::: Dataset entries :::

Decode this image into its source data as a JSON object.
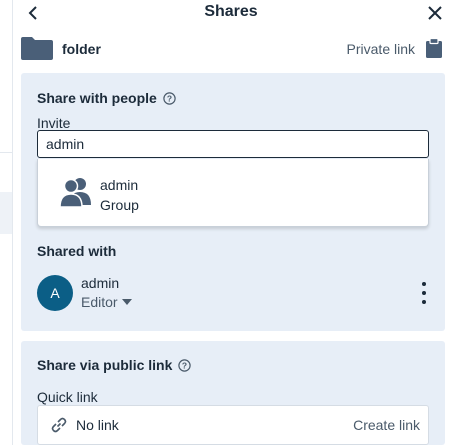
{
  "header": {
    "title": "Shares"
  },
  "resource": {
    "name": "folder",
    "private_link_label": "Private link"
  },
  "share_people": {
    "title": "Share with people",
    "invite_label": "Invite",
    "invite_value": "admin",
    "suggestion": {
      "name": "admin",
      "type": "Group"
    },
    "shared_with_title": "Shared with",
    "collaborators": [
      {
        "initial": "A",
        "name": "admin",
        "role": "Editor"
      }
    ]
  },
  "public_link": {
    "title": "Share via public link",
    "quick_link_label": "Quick link",
    "status": "No link",
    "create_label": "Create link"
  },
  "colors": {
    "accent": "#0b5e86",
    "card_bg": "#e7eef7",
    "text": "#1c2b3a",
    "icon": "#4a5f78"
  },
  "icons": {
    "back": "chevron-left-icon",
    "close": "close-icon",
    "folder": "folder-icon",
    "clipboard": "clipboard-icon",
    "help": "help-circle-icon",
    "group": "group-icon",
    "caret": "caret-down-icon",
    "more": "kebab-menu-icon",
    "link": "link-off-icon"
  }
}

:::

Output a faithful copy of the data, with each picture left out.

▸ **Task result**
Decode this image into its source data as a JSON object.
{
  "header": {
    "title": "Shares"
  },
  "resource": {
    "name": "folder",
    "private_link_label": "Private link"
  },
  "share_people": {
    "title": "Share with people",
    "invite_label": "Invite",
    "invite_value": "admin",
    "suggestion": {
      "name": "admin",
      "type": "Group"
    },
    "shared_with_title": "Shared with",
    "collaborators": [
      {
        "initial": "A",
        "name": "admin",
        "role": "Editor"
      }
    ]
  },
  "public_link": {
    "title": "Share via public link",
    "quick_link_label": "Quick link",
    "status": "No link",
    "create_label": "Create link"
  },
  "colors": {
    "accent": "#0b5e86",
    "card_bg": "#e7eef7",
    "text": "#1c2b3a",
    "icon": "#4a5f78"
  },
  "icons": {
    "back": "chevron-left-icon",
    "close": "close-icon",
    "folder": "folder-icon",
    "clipboard": "clipboard-icon",
    "help": "help-circle-icon",
    "group": "group-icon",
    "caret": "caret-down-icon",
    "more": "kebab-menu-icon",
    "link": "link-off-icon"
  }
}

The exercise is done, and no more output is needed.